- _Set task_: Copy out the data below as written; omit any images.
■ ■ ■ ■
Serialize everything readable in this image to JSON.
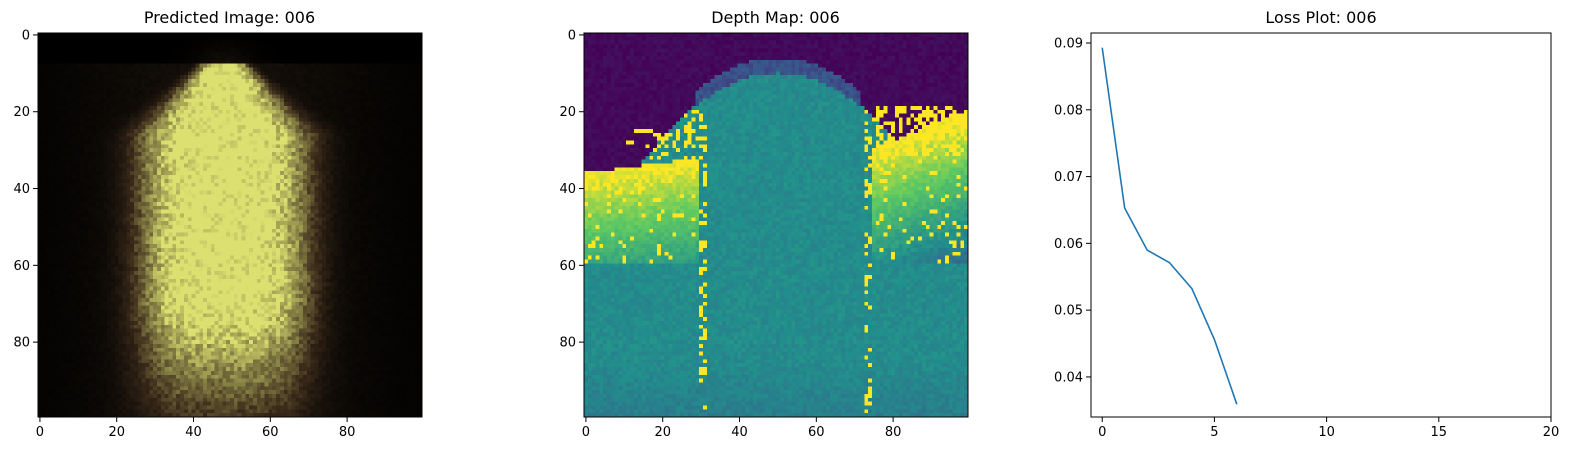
{
  "figure": {
    "panels": [
      {
        "title": "Predicted Image: 006"
      },
      {
        "title": "Depth Map: 006"
      },
      {
        "title": "Loss Plot: 006"
      }
    ]
  },
  "chart_data": [
    {
      "type": "heatmap",
      "title": "Predicted Image: 006",
      "xlabel": "",
      "ylabel": "",
      "xlim": [
        0,
        99
      ],
      "ylim": [
        99,
        0
      ],
      "xticks": [
        0,
        20,
        40,
        60,
        80
      ],
      "yticks": [
        0,
        20,
        40,
        60,
        80
      ],
      "grid": false,
      "colors": {
        "background": "#000000",
        "highlight": "#dbe070",
        "mid": "#8f8a4a",
        "dark": "#3a2a1a"
      },
      "content": "RGB image: bright yellow elongated blob centered near column 48, rows 5-100, on dark background"
    },
    {
      "type": "heatmap",
      "title": "Depth Map: 006",
      "xlabel": "",
      "ylabel": "",
      "xlim": [
        0,
        99
      ],
      "ylim": [
        99,
        0
      ],
      "xticks": [
        0,
        20,
        40,
        60,
        80
      ],
      "yticks": [
        0,
        20,
        40,
        60,
        80
      ],
      "grid": false,
      "colors": {
        "background": "#440154",
        "low": "#3b528b",
        "mid": "#21918c",
        "high": "#5ec962",
        "top": "#fde725"
      },
      "content": "viridis depth map: purple top region, teal dome centered near column 50, yellow shoulders at columns 0-30 and 75-99 around rows 20-55"
    },
    {
      "type": "line",
      "title": "Loss Plot: 006",
      "xlabel": "",
      "ylabel": "",
      "xlim": [
        -0.5,
        20
      ],
      "ylim": [
        0.034,
        0.0915
      ],
      "xticks": [
        0,
        5,
        10,
        15,
        20
      ],
      "yticks": [
        0.04,
        0.05,
        0.06,
        0.07,
        0.08,
        0.09
      ],
      "grid": false,
      "series": [
        {
          "color": "#1f77b4",
          "x": [
            0,
            1,
            2,
            3,
            4,
            5,
            6
          ],
          "y": [
            0.0893,
            0.0653,
            0.059,
            0.0571,
            0.0532,
            0.0456,
            0.0359
          ]
        }
      ]
    }
  ]
}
■ ■ ■ ■
- _Solution to this problem_:
Serialize everything readable in this image to JSON.
{
  "figure": {
    "panels": [
      {
        "title": "Predicted Image: 006"
      },
      {
        "title": "Depth Map: 006"
      },
      {
        "title": "Loss Plot: 006"
      }
    ]
  },
  "chart_data": [
    {
      "type": "heatmap",
      "title": "Predicted Image: 006",
      "xlabel": "",
      "ylabel": "",
      "xlim": [
        0,
        99
      ],
      "ylim": [
        99,
        0
      ],
      "xticks": [
        0,
        20,
        40,
        60,
        80
      ],
      "yticks": [
        0,
        20,
        40,
        60,
        80
      ],
      "grid": false,
      "colors": {
        "background": "#000000",
        "highlight": "#dbe070",
        "mid": "#8f8a4a",
        "dark": "#3a2a1a"
      },
      "content": "RGB image: bright yellow elongated blob centered near column 48, rows 5-100, on dark background"
    },
    {
      "type": "heatmap",
      "title": "Depth Map: 006",
      "xlabel": "",
      "ylabel": "",
      "xlim": [
        0,
        99
      ],
      "ylim": [
        99,
        0
      ],
      "xticks": [
        0,
        20,
        40,
        60,
        80
      ],
      "yticks": [
        0,
        20,
        40,
        60,
        80
      ],
      "grid": false,
      "colors": {
        "background": "#440154",
        "low": "#3b528b",
        "mid": "#21918c",
        "high": "#5ec962",
        "top": "#fde725"
      },
      "content": "viridis depth map: purple top region, teal dome centered near column 50, yellow shoulders at columns 0-30 and 75-99 around rows 20-55"
    },
    {
      "type": "line",
      "title": "Loss Plot: 006",
      "xlabel": "",
      "ylabel": "",
      "xlim": [
        -0.5,
        20
      ],
      "ylim": [
        0.034,
        0.0915
      ],
      "xticks": [
        0,
        5,
        10,
        15,
        20
      ],
      "yticks": [
        0.04,
        0.05,
        0.06,
        0.07,
        0.08,
        0.09
      ],
      "grid": false,
      "series": [
        {
          "color": "#1f77b4",
          "x": [
            0,
            1,
            2,
            3,
            4,
            5,
            6
          ],
          "y": [
            0.0893,
            0.0653,
            0.059,
            0.0571,
            0.0532,
            0.0456,
            0.0359
          ]
        }
      ]
    }
  ]
}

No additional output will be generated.